Dataset entries:
***
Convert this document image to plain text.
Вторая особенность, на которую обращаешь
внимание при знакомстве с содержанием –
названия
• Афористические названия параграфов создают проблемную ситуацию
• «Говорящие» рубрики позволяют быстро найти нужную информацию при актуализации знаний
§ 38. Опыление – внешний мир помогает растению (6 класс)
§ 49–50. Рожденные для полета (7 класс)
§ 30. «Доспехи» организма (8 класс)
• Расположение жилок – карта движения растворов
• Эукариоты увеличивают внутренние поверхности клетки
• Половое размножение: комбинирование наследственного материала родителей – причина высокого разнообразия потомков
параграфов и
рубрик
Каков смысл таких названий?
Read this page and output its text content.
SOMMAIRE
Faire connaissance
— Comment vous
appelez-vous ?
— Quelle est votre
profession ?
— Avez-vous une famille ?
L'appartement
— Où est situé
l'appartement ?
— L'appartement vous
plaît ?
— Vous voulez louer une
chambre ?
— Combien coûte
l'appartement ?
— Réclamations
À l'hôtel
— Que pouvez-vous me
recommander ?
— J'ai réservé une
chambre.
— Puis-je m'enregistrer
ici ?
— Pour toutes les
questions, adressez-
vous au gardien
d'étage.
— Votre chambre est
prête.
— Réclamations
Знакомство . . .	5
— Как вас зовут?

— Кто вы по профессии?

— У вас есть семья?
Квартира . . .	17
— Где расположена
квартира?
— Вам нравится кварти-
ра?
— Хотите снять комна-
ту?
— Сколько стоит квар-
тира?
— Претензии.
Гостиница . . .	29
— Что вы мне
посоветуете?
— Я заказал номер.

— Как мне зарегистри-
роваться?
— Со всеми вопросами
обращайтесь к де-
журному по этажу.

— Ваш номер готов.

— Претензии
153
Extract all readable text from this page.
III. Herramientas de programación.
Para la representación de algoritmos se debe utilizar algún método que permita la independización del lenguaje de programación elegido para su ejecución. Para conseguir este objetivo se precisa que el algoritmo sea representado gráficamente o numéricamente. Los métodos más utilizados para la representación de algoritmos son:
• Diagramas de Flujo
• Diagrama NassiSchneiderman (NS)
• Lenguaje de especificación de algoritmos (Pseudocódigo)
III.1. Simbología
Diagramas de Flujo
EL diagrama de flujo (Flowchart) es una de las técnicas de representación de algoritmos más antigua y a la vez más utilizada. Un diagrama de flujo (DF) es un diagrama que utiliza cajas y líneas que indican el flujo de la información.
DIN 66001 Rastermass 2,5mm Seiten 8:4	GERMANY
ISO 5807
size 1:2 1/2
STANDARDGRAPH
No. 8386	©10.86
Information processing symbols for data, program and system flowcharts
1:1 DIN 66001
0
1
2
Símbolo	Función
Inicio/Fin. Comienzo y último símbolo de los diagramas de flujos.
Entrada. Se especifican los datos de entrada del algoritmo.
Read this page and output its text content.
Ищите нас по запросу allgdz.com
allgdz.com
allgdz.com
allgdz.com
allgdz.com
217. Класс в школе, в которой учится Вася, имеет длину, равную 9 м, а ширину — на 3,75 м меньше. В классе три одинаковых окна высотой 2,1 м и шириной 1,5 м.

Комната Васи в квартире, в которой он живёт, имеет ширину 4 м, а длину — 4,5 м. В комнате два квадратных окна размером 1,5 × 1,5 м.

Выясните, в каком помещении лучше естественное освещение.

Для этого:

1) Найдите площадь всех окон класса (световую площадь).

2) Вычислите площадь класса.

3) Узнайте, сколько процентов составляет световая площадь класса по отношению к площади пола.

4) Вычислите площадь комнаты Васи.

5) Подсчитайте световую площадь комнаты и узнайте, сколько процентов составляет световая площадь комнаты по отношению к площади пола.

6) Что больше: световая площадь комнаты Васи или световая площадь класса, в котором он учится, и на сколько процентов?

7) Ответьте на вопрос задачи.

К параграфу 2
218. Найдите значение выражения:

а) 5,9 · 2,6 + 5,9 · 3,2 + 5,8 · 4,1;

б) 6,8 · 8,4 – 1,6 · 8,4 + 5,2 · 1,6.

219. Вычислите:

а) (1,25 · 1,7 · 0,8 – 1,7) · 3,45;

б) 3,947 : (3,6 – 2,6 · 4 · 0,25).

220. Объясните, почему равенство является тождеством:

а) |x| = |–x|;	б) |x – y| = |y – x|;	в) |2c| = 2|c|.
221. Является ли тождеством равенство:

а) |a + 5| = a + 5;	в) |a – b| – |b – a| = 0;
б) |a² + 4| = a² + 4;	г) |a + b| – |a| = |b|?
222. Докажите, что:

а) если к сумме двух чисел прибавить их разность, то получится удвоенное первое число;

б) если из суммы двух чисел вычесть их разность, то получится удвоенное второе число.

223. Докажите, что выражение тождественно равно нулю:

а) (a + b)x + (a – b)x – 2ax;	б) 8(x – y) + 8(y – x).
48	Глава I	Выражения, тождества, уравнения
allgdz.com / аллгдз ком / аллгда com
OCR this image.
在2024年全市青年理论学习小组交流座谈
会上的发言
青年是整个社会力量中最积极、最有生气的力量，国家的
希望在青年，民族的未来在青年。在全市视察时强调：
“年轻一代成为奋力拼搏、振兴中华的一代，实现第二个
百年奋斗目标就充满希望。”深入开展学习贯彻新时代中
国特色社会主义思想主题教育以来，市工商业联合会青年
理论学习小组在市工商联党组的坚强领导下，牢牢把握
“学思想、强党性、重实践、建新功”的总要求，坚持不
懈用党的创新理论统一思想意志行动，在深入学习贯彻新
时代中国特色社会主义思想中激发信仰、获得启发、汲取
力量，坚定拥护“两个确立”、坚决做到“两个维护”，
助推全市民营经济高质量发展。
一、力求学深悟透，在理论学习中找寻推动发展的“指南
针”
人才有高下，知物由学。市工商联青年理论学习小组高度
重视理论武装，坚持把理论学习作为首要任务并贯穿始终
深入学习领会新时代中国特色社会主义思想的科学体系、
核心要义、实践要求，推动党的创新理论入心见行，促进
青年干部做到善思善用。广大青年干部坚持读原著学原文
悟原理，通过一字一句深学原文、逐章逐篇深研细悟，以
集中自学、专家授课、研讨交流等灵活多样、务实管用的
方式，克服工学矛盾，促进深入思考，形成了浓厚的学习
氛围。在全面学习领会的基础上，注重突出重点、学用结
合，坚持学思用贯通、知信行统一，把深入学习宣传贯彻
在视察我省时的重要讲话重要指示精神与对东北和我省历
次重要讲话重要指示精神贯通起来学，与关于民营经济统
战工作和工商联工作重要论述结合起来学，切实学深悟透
***
* Exercise details
Your task is to quote the listing above word for word.

* Solution to the exercise
Convert this document image to plain text.
Вторая особенность, на которую обращаешь
внимание при знакомстве с содержанием –
названия
• Афористические названия параграфов создают проблемную ситуацию
• «Говорящие» рубрики позволяют быстро найти нужную информацию при актуализации знаний
§ 38. Опыление – внешний мир помогает растению (6 класс)
§ 49–50. Рожденные для полета (7 класс)
§ 30. «Доспехи» организма (8 класс)
• Расположение жилок – карта движения растворов
• Эукариоты увеличивают внутренние поверхности клетки
• Половое размножение: комбинирование наследственного материала родителей – причина высокого разнообразия потомков
параграфов и
рубрик
Каков смысл таких названий?
Read this page and output its text content.
SOMMAIRE
Faire connaissance
— Comment vous
appelez-vous ?
— Quelle est votre
profession ?
— Avez-vous une famille ?
L'appartement
— Où est situé
l'appartement ?
— L'appartement vous
plaît ?
— Vous voulez louer une
chambre ?
— Combien coûte
l'appartement ?
— Réclamations
À l'hôtel
— Que pouvez-vous me
recommander ?
— J'ai réservé une
chambre.
— Puis-je m'enregistrer
ici ?
— Pour toutes les
questions, adressez-
vous au gardien
d'étage.
— Votre chambre est
prête.
— Réclamations
Знакомство . . .	5
— Как вас зовут?

— Кто вы по профессии?

— У вас есть семья?
Квартира . . .	17
— Где расположена
квартира?
— Вам нравится кварти-
ра?
— Хотите снять комна-
ту?
— Сколько стоит квар-
тира?
— Претензии.
Гостиница . . .	29
— Что вы мне
посоветуете?
— Я заказал номер.

— Как мне зарегистри-
роваться?
— Со всеми вопросами
обращайтесь к де-
журному по этажу.

— Ваш номер готов.

— Претензии
153
Extract all readable text from this page.
III. Herramientas de programación.
Para la representación de algoritmos se debe utilizar algún método que permita la independización del lenguaje de programación elegido para su ejecución. Para conseguir este objetivo se precisa que el algoritmo sea representado gráficamente o numéricamente. Los métodos más utilizados para la representación de algoritmos son:
• Diagramas de Flujo
• Diagrama NassiSchneiderman (NS)
• Lenguaje de especificación de algoritmos (Pseudocódigo)
III.1. Simbología
Diagramas de Flujo
EL diagrama de flujo (Flowchart) es una de las técnicas de representación de algoritmos más antigua y a la vez más utilizada. Un diagrama de flujo (DF) es un diagrama que utiliza cajas y líneas que indican el flujo de la información.
DIN 66001 Rastermass 2,5mm Seiten 8:4	GERMANY
ISO 5807
size 1:2 1/2
STANDARDGRAPH
No. 8386	©10.86
Information processing symbols for data, program and system flowcharts
1:1 DIN 66001
0
1
2
Símbolo	Función
Inicio/Fin. Comienzo y último símbolo de los diagramas de flujos.
Entrada. Se especifican los datos de entrada del algoritmo.
Read this page and output its text content.
Ищите нас по запросу allgdz.com
allgdz.com
allgdz.com
allgdz.com
allgdz.com
217. Класс в школе, в которой учится Вася, имеет длину, равную 9 м, а ширину — на 3,75 м меньше. В классе три одинаковых окна высотой 2,1 м и шириной 1,5 м.

Комната Васи в квартире, в которой он живёт, имеет ширину 4 м, а длину — 4,5 м. В комнате два квадратных окна размером 1,5 × 1,5 м.

Выясните, в каком помещении лучше естественное освещение.

Для этого:

1) Найдите площадь всех окон класса (световую площадь).

2) Вычислите площадь класса.

3) Узнайте, сколько процентов составляет световая площадь класса по отношению к площади пола.

4) Вычислите площадь комнаты Васи.

5) Подсчитайте световую площадь комнаты и узнайте, сколько процентов составляет световая площадь комнаты по отношению к площади пола.

6) Что больше: световая площадь комнаты Васи или световая площадь класса, в котором он учится, и на сколько процентов?

7) Ответьте на вопрос задачи.

К параграфу 2
218. Найдите значение выражения:

а) 5,9 · 2,6 + 5,9 · 3,2 + 5,8 · 4,1;

б) 6,8 · 8,4 – 1,6 · 8,4 + 5,2 · 1,6.

219. Вычислите:

а) (1,25 · 1,7 · 0,8 – 1,7) · 3,45;

б) 3,947 : (3,6 – 2,6 · 4 · 0,25).

220. Объясните, почему равенство является тождеством:

а) |x| = |–x|;	б) |x – y| = |y – x|;	в) |2c| = 2|c|.
221. Является ли тождеством равенство:

а) |a + 5| = a + 5;	в) |a – b| – |b – a| = 0;
б) |a² + 4| = a² + 4;	г) |a + b| – |a| = |b|?
222. Докажите, что:

а) если к сумме двух чисел прибавить их разность, то получится удвоенное первое число;

б) если из суммы двух чисел вычесть их разность, то получится удвоенное второе число.

223. Докажите, что выражение тождественно равно нулю:

а) (a + b)x + (a – b)x – 2ax;	б) 8(x – y) + 8(y – x).
48	Глава I	Выражения, тождества, уравнения
allgdz.com / аллгдз ком / аллгда com
OCR this image.
在2024年全市青年理论学习小组交流座谈
会上的发言
青年是整个社会力量中最积极、最有生气的力量，国家的
希望在青年，民族的未来在青年。在全市视察时强调：
“年轻一代成为奋力拼搏、振兴中华的一代，实现第二个
百年奋斗目标就充满希望。”深入开展学习贯彻新时代中
国特色社会主义思想主题教育以来，市工商业联合会青年
理论学习小组在市工商联党组的坚强领导下，牢牢把握
“学思想、强党性、重实践、建新功”的总要求，坚持不
懈用党的创新理论统一思想意志行动，在深入学习贯彻新
时代中国特色社会主义思想中激发信仰、获得启发、汲取
力量，坚定拥护“两个确立”、坚决做到“两个维护”，
助推全市民营经济高质量发展。
一、力求学深悟透，在理论学习中找寻推动发展的“指南
针”
人才有高下，知物由学。市工商联青年理论学习小组高度
重视理论武装，坚持把理论学习作为首要任务并贯穿始终
深入学习领会新时代中国特色社会主义思想的科学体系、
核心要义、实践要求，推动党的创新理论入心见行，促进
青年干部做到善思善用。广大青年干部坚持读原著学原文
悟原理，通过一字一句深学原文、逐章逐篇深研细悟，以
集中自学、专家授课、研讨交流等灵活多样、务实管用的
方式，克服工学矛盾，促进深入思考，形成了浓厚的学习
氛围。在全面学习领会的基础上，注重突出重点、学用结
合，坚持学思用贯通、知信行统一，把深入学习宣传贯彻
在视察我省时的重要讲话重要指示精神与对东北和我省历
次重要讲话重要指示精神贯通起来学，与关于民营经济统
战工作和工商联工作重要论述结合起来学，切实学深悟透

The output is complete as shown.